Dataset entries on figures
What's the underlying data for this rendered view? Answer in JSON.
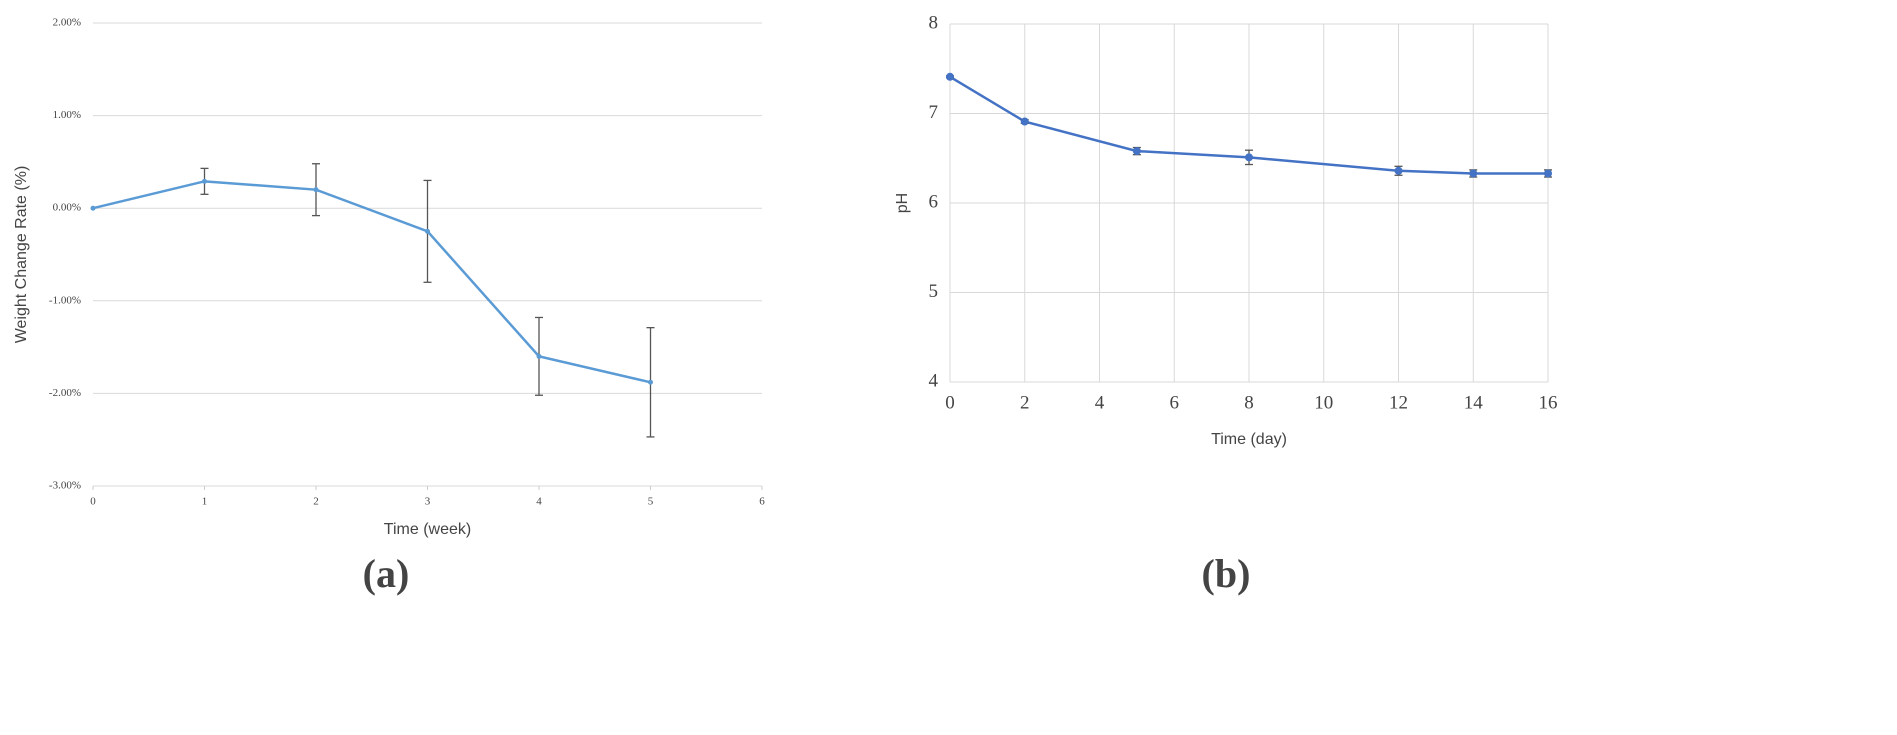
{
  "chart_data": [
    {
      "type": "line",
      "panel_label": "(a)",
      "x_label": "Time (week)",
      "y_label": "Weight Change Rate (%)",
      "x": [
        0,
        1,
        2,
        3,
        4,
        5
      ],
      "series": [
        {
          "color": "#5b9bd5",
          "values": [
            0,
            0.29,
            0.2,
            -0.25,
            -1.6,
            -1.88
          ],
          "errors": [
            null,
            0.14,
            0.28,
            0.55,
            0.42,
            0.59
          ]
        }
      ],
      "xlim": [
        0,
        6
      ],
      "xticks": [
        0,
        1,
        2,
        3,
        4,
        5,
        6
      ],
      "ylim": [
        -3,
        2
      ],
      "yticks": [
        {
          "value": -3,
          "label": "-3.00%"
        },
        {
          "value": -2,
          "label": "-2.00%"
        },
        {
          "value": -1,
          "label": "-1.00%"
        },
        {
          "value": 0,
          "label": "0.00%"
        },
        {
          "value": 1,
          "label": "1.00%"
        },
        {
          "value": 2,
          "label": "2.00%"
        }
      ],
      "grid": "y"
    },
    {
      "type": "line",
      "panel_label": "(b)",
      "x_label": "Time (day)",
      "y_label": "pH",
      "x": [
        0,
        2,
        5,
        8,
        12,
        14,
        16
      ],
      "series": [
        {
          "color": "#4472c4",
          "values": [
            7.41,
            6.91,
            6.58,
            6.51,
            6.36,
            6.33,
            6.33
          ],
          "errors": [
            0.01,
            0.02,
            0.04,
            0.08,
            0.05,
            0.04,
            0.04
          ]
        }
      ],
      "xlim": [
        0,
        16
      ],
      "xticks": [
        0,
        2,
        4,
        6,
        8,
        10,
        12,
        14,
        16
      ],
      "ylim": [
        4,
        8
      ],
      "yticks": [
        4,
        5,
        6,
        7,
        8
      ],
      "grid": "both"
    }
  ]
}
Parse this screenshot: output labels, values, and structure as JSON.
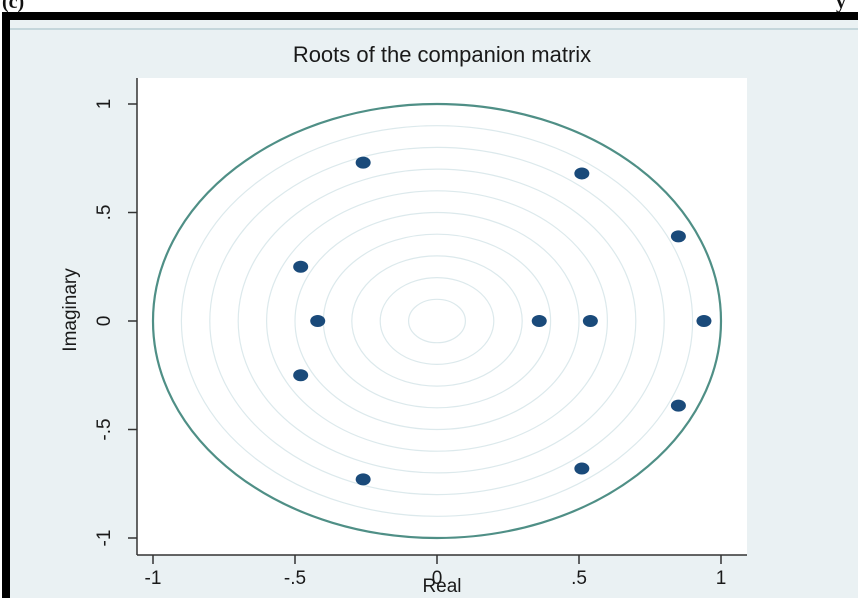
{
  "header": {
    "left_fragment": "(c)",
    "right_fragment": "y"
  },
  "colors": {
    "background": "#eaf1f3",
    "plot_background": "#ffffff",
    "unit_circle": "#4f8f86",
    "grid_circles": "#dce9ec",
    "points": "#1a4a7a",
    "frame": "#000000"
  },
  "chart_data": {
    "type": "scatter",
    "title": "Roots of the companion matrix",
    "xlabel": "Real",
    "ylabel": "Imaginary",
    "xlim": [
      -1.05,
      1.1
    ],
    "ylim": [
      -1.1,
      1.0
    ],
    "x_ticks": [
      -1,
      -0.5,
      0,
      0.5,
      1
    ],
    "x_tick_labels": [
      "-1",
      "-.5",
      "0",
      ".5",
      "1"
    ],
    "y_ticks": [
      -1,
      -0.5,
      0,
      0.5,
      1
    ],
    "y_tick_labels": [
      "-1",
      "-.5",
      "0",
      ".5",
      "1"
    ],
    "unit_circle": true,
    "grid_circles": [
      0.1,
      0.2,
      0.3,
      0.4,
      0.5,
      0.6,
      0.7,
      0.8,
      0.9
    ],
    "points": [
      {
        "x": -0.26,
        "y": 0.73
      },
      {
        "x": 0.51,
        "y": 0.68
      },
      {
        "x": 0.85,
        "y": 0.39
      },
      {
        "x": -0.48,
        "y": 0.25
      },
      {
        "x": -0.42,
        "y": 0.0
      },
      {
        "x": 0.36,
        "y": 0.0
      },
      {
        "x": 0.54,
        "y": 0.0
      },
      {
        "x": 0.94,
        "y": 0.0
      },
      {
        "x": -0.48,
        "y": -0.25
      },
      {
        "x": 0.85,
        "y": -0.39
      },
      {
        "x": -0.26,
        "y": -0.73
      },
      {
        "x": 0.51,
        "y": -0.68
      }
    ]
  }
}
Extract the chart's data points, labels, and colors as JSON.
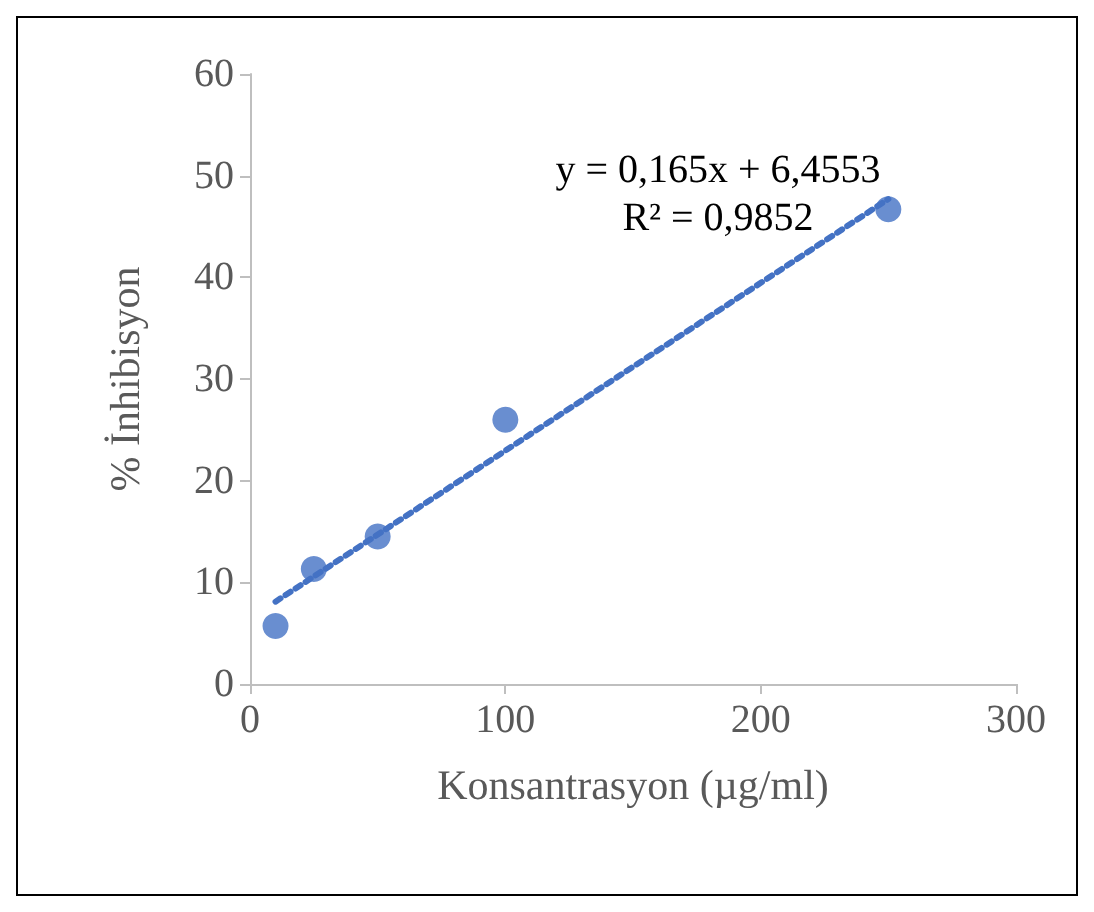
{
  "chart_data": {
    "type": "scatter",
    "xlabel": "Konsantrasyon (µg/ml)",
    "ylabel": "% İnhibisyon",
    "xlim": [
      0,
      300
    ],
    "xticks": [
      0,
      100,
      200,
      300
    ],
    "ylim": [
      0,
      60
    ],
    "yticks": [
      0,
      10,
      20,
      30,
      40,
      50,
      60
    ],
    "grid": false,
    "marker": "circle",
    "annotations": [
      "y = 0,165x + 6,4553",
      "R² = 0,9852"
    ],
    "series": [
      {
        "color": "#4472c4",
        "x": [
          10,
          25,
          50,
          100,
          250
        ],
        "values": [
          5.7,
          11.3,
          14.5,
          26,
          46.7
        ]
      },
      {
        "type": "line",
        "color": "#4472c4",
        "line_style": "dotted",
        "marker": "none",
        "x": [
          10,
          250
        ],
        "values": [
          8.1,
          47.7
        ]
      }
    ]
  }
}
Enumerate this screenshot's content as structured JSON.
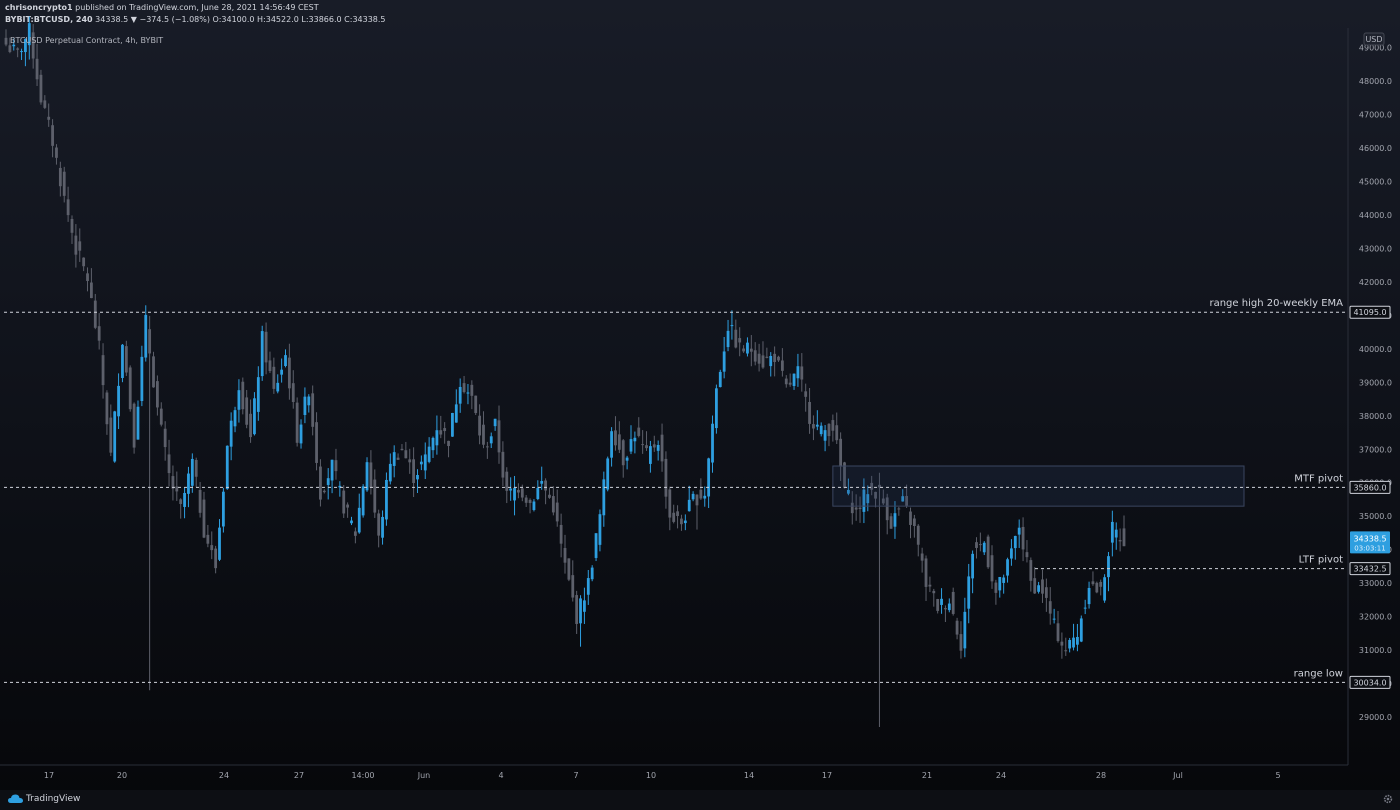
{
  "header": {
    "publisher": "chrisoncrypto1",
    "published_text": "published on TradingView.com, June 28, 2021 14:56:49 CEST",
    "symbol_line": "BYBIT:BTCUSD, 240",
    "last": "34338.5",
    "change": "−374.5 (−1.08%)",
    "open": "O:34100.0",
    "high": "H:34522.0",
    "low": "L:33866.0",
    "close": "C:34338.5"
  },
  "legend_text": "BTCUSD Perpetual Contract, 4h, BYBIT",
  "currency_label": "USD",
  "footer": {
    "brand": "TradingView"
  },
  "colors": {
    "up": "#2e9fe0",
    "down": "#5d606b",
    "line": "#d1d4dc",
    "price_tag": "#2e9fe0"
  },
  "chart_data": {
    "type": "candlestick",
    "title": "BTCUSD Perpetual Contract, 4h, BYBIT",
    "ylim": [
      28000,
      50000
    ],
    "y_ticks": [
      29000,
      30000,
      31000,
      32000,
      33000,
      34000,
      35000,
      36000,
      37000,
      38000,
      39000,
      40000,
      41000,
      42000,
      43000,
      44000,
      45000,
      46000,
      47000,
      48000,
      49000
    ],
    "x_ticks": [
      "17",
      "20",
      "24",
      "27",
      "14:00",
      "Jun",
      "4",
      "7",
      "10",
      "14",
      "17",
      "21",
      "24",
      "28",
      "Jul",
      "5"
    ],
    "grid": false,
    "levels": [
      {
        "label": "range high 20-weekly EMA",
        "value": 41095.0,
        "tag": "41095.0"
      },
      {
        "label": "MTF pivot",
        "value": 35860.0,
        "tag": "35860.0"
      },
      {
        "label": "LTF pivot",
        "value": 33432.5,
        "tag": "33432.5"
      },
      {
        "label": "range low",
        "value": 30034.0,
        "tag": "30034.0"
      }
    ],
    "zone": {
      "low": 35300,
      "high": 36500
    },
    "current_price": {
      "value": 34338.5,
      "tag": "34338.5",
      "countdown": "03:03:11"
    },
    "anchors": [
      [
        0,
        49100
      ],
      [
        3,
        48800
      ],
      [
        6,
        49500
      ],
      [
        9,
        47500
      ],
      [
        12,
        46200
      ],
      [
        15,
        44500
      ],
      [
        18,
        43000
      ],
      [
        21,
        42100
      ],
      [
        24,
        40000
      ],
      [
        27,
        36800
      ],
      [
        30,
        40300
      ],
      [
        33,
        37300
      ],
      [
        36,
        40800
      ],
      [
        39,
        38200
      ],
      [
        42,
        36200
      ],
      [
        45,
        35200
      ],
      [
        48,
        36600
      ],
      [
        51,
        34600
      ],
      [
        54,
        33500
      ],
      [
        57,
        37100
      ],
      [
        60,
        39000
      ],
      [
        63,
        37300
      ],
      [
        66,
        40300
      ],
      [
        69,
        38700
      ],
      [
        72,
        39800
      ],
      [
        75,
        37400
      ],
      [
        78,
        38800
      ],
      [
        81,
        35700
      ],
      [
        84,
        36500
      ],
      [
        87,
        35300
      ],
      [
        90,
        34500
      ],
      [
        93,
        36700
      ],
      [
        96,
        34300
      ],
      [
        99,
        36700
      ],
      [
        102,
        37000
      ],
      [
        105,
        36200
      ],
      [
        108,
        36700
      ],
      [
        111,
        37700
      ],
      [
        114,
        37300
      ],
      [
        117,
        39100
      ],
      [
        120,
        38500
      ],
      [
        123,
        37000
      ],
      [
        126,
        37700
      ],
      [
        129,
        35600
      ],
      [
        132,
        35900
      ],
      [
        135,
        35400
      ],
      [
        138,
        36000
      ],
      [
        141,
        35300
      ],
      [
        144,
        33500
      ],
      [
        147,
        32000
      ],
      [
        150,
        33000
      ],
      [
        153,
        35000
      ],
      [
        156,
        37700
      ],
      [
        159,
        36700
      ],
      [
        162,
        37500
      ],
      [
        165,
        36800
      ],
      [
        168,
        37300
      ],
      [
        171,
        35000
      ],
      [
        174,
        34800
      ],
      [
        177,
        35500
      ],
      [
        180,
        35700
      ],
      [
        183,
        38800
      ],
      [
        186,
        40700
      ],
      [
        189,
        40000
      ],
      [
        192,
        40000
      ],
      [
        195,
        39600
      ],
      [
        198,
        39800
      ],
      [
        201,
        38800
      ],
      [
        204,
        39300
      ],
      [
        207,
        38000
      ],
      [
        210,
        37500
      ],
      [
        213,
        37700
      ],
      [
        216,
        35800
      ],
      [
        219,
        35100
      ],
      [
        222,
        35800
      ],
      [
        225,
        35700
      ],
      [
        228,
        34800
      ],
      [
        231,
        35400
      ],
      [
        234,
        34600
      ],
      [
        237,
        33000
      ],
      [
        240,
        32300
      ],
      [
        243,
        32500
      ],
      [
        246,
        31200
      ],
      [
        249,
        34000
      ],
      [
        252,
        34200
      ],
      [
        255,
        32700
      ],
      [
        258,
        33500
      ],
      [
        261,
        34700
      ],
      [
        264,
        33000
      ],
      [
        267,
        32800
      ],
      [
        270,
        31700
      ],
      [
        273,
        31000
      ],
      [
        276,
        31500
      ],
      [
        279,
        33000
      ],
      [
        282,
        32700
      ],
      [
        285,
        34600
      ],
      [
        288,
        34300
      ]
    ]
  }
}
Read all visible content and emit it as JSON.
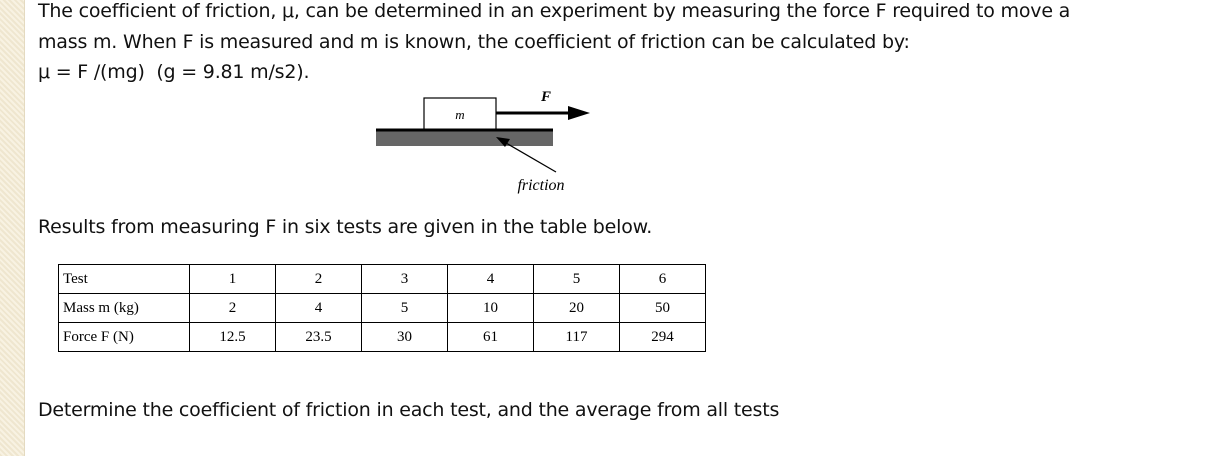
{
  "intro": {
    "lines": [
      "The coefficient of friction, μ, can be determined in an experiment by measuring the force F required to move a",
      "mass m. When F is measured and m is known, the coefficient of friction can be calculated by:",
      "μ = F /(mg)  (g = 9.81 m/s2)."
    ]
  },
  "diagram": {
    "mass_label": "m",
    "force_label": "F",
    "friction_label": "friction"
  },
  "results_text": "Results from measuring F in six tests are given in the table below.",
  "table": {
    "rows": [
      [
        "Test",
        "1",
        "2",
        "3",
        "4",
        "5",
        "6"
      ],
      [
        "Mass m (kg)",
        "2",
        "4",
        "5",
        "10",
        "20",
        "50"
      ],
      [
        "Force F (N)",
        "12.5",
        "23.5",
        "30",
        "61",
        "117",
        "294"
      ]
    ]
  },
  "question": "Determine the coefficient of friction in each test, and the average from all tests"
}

▸ **CHALLENGE**
Using the material above, report each line where "ylabel" occurs.

▸ **THE ANSWER**
    "ylabel": "Imaginary",
    "ylabel": "% İnhibisyon",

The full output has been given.